What you will do
Please give the listing again in its entirety, exactly as written.

Provided material
>>>>
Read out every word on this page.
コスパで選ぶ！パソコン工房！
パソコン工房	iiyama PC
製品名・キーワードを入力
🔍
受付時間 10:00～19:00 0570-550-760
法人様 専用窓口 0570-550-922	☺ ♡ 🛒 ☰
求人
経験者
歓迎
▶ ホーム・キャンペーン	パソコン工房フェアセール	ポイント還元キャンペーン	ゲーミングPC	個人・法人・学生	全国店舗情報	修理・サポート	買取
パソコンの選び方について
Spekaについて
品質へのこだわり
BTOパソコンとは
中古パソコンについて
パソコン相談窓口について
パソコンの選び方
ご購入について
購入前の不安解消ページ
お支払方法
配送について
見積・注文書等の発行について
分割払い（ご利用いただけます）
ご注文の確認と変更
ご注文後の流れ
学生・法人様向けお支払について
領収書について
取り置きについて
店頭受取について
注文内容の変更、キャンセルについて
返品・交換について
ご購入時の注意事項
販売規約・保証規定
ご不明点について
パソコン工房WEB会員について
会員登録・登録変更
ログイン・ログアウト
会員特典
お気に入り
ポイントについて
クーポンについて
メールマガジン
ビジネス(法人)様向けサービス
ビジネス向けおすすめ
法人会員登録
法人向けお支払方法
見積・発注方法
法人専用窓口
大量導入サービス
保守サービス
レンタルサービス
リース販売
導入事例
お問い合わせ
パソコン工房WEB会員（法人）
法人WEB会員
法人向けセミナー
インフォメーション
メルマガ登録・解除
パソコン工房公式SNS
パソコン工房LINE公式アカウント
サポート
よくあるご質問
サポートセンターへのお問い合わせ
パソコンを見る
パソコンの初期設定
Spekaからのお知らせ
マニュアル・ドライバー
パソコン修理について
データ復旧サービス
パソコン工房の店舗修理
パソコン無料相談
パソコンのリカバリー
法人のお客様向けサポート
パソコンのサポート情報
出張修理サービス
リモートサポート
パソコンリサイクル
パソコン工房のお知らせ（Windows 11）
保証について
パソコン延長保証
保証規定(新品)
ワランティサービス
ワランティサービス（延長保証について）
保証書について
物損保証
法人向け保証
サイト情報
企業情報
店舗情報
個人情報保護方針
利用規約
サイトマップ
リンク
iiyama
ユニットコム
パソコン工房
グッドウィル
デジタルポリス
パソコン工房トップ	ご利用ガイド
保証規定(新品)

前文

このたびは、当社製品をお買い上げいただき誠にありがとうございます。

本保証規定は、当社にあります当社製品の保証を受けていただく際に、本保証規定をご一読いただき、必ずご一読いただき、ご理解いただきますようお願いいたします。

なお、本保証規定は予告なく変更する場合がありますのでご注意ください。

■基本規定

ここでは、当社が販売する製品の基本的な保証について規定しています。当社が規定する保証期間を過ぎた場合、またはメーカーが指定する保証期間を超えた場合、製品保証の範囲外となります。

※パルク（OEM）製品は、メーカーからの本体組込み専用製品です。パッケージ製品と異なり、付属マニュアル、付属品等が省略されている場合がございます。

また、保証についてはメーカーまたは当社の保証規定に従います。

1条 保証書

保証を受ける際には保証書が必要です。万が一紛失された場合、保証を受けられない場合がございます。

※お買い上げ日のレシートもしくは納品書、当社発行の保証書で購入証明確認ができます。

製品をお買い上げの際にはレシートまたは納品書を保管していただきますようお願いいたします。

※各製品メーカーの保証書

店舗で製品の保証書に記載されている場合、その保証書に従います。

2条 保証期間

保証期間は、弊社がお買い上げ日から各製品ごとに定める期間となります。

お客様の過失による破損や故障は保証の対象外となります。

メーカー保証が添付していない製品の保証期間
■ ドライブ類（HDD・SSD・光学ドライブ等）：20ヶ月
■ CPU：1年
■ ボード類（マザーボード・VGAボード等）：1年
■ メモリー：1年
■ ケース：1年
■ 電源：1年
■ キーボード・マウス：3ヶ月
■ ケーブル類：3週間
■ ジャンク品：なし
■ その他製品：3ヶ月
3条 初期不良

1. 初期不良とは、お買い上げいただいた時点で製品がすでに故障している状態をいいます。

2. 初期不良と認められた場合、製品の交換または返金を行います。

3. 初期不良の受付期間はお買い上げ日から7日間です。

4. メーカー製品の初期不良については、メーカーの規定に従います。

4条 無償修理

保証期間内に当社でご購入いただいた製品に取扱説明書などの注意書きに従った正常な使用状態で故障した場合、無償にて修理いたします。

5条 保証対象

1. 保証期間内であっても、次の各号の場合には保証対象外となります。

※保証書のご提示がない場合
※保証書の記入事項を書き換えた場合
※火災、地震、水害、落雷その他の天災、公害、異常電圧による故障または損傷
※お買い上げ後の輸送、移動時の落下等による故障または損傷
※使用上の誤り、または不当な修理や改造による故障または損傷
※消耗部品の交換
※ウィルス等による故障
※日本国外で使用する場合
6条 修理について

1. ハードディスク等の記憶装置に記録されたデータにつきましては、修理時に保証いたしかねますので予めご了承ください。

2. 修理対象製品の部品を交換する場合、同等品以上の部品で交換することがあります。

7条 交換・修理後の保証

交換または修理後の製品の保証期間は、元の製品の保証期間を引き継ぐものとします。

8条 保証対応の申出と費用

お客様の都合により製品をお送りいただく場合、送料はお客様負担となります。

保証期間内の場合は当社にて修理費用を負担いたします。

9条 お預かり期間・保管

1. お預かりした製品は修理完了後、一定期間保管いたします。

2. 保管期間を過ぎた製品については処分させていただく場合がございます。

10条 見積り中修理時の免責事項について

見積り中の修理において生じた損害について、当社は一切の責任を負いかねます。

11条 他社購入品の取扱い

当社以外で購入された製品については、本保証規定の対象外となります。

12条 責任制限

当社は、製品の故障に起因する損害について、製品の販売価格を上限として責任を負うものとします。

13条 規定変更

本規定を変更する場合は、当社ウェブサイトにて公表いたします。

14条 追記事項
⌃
<<<<
Solution to this exercise
Read out every word on this page.
コスパで選ぶ！パソコン工房！
パソコン工房	iiyama PC
製品名・キーワードを入力
🔍
受付時間 10:00～19:00 0570-550-760
法人様 専用窓口 0570-550-922	☺ ♡ 🛒 ☰
求人
経験者
歓迎
▶ ホーム・キャンペーン	パソコン工房フェアセール	ポイント還元キャンペーン	ゲーミングPC	個人・法人・学生	全国店舗情報	修理・サポート	買取
パソコンの選び方について
Spekaについて
品質へのこだわり
BTOパソコンとは
中古パソコンについて
パソコン相談窓口について
パソコンの選び方
ご購入について
購入前の不安解消ページ
お支払方法
配送について
見積・注文書等の発行について
分割払い（ご利用いただけます）
ご注文の確認と変更
ご注文後の流れ
学生・法人様向けお支払について
領収書について
取り置きについて
店頭受取について
注文内容の変更、キャンセルについて
返品・交換について
ご購入時の注意事項
販売規約・保証規定
ご不明点について
パソコン工房WEB会員について
会員登録・登録変更
ログイン・ログアウト
会員特典
お気に入り
ポイントについて
クーポンについて
メールマガジン
ビジネス(法人)様向けサービス
ビジネス向けおすすめ
法人会員登録
法人向けお支払方法
見積・発注方法
法人専用窓口
大量導入サービス
保守サービス
レンタルサービス
リース販売
導入事例
お問い合わせ
パソコン工房WEB会員（法人）
法人WEB会員
法人向けセミナー
インフォメーション
メルマガ登録・解除
パソコン工房公式SNS
パソコン工房LINE公式アカウント
サポート
よくあるご質問
サポートセンターへのお問い合わせ
パソコンを見る
パソコンの初期設定
Spekaからのお知らせ
マニュアル・ドライバー
パソコン修理について
データ復旧サービス
パソコン工房の店舗修理
パソコン無料相談
パソコンのリカバリー
法人のお客様向けサポート
パソコンのサポート情報
出張修理サービス
リモートサポート
パソコンリサイクル
パソコン工房のお知らせ（Windows 11）
保証について
パソコン延長保証
保証規定(新品)
ワランティサービス
ワランティサービス（延長保証について）
保証書について
物損保証
法人向け保証
サイト情報
企業情報
店舗情報
個人情報保護方針
利用規約
サイトマップ
リンク
iiyama
ユニットコム
パソコン工房
グッドウィル
デジタルポリス
パソコン工房トップ	ご利用ガイド
保証規定(新品)

前文

このたびは、当社製品をお買い上げいただき誠にありがとうございます。

本保証規定は、当社にあります当社製品の保証を受けていただく際に、本保証規定をご一読いただき、必ずご一読いただき、ご理解いただきますようお願いいたします。

なお、本保証規定は予告なく変更する場合がありますのでご注意ください。

■基本規定

ここでは、当社が販売する製品の基本的な保証について規定しています。当社が規定する保証期間を過ぎた場合、またはメーカーが指定する保証期間を超えた場合、製品保証の範囲外となります。

※パルク（OEM）製品は、メーカーからの本体組込み専用製品です。パッケージ製品と異なり、付属マニュアル、付属品等が省略されている場合がございます。

また、保証についてはメーカーまたは当社の保証規定に従います。

1条 保証書

保証を受ける際には保証書が必要です。万が一紛失された場合、保証を受けられない場合がございます。

※お買い上げ日のレシートもしくは納品書、当社発行の保証書で購入証明確認ができます。

製品をお買い上げの際にはレシートまたは納品書を保管していただきますようお願いいたします。

※各製品メーカーの保証書

店舗で製品の保証書に記載されている場合、その保証書に従います。

2条 保証期間

保証期間は、弊社がお買い上げ日から各製品ごとに定める期間となります。

お客様の過失による破損や故障は保証の対象外となります。

メーカー保証が添付していない製品の保証期間
■ ドライブ類（HDD・SSD・光学ドライブ等）：20ヶ月
■ CPU：1年
■ ボード類（マザーボード・VGAボード等）：1年
■ メモリー：1年
■ ケース：1年
■ 電源：1年
■ キーボード・マウス：3ヶ月
■ ケーブル類：3週間
■ ジャンク品：なし
■ その他製品：3ヶ月
3条 初期不良

1. 初期不良とは、お買い上げいただいた時点で製品がすでに故障している状態をいいます。

2. 初期不良と認められた場合、製品の交換または返金を行います。

3. 初期不良の受付期間はお買い上げ日から7日間です。

4. メーカー製品の初期不良については、メーカーの規定に従います。

4条 無償修理

保証期間内に当社でご購入いただいた製品に取扱説明書などの注意書きに従った正常な使用状態で故障した場合、無償にて修理いたします。

5条 保証対象

1. 保証期間内であっても、次の各号の場合には保証対象外となります。

※保証書のご提示がない場合
※保証書の記入事項を書き換えた場合
※火災、地震、水害、落雷その他の天災、公害、異常電圧による故障または損傷
※お買い上げ後の輸送、移動時の落下等による故障または損傷
※使用上の誤り、または不当な修理や改造による故障または損傷
※消耗部品の交換
※ウィルス等による故障
※日本国外で使用する場合
6条 修理について

1. ハードディスク等の記憶装置に記録されたデータにつきましては、修理時に保証いたしかねますので予めご了承ください。

2. 修理対象製品の部品を交換する場合、同等品以上の部品で交換することがあります。

7条 交換・修理後の保証

交換または修理後の製品の保証期間は、元の製品の保証期間を引き継ぐものとします。

8条 保証対応の申出と費用

お客様の都合により製品をお送りいただく場合、送料はお客様負担となります。

保証期間内の場合は当社にて修理費用を負担いたします。

9条 お預かり期間・保管

1. お預かりした製品は修理完了後、一定期間保管いたします。

2. 保管期間を過ぎた製品については処分させていただく場合がございます。

10条 見積り中修理時の免責事項について

見積り中の修理において生じた損害について、当社は一切の責任を負いかねます。

11条 他社購入品の取扱い

当社以外で購入された製品については、本保証規定の対象外となります。

12条 責任制限

当社は、製品の故障に起因する損害について、製品の販売価格を上限として責任を負うものとします。

13条 規定変更

本規定を変更する場合は、当社ウェブサイトにて公表いたします。

14条 追記事項
⌃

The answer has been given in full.